### Prompt
Would you write out the entries below, every one of them, exactly?

### Data excerpts

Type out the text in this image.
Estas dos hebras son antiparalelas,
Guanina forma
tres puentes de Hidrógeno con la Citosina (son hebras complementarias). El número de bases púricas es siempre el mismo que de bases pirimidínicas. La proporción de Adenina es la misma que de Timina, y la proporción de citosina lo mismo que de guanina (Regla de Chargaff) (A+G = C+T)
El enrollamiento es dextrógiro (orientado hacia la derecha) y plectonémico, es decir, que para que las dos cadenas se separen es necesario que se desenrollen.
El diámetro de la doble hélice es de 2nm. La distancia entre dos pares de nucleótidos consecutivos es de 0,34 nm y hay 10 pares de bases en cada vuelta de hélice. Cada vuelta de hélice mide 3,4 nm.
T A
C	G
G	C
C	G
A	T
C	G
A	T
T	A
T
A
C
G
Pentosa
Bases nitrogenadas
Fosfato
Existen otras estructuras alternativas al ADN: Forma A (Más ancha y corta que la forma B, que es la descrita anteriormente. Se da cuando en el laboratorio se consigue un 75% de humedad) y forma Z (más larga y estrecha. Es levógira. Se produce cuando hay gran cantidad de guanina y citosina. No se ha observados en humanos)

### Exercise result
Type out the text in this image.
Estas dos hebras son antiparalelas,
Guanina forma
tres puentes de Hidrógeno con la Citosina (son hebras complementarias). El número de bases púricas es siempre el mismo que de bases pirimidínicas. La proporción de Adenina es la misma que de Timina, y la proporción de citosina lo mismo que de guanina (Regla de Chargaff) (A+G = C+T)
El enrollamiento es dextrógiro (orientado hacia la derecha) y plectonémico, es decir, que para que las dos cadenas se separen es necesario que se desenrollen.
El diámetro de la doble hélice es de 2nm. La distancia entre dos pares de nucleótidos consecutivos es de 0,34 nm y hay 10 pares de bases en cada vuelta de hélice. Cada vuelta de hélice mide 3,4 nm.
T A
C	G
G	C
C	G
A	T
C	G
A	T
T	A
T
A
C
G
Pentosa
Bases nitrogenadas
Fosfato
Existen otras estructuras alternativas al ADN: Forma A (Más ancha y corta que la forma B, que es la descrita anteriormente. Se da cuando en el laboratorio se consigue un 75% de humedad) y forma Z (más larga y estrecha. Es levógira. Se produce cuando hay gran cantidad de guanina y citosina. No se ha observados en humanos)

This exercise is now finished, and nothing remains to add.